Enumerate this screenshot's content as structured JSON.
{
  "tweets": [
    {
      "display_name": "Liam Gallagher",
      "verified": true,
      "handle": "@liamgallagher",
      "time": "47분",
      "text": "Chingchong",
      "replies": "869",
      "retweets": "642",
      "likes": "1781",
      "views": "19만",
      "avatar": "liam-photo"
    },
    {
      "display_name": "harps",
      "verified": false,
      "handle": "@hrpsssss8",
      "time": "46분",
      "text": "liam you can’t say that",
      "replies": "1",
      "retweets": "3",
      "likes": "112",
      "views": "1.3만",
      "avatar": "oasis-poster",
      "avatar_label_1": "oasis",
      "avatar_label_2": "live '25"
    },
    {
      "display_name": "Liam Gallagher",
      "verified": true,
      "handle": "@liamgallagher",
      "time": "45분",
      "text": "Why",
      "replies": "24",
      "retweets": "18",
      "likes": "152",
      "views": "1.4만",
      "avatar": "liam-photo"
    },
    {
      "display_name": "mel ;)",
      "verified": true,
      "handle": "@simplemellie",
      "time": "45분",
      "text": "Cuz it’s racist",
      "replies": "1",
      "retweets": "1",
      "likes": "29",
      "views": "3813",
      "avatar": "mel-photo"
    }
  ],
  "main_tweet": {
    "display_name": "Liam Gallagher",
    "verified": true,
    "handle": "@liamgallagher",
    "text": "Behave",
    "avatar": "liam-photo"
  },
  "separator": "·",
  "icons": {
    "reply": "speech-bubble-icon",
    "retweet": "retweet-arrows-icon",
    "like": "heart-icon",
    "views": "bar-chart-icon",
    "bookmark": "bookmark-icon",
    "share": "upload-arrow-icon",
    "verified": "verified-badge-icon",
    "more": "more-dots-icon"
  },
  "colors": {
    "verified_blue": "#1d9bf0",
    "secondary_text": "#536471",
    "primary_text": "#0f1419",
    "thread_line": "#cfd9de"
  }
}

=-=-=-=-=

## Problem statement
Search the listing for the word "replies". Copy every line in which it occurs.

## Problem solution
      "replies": "869",
      "replies": "1",
      "replies": "24",
      "replies": "1",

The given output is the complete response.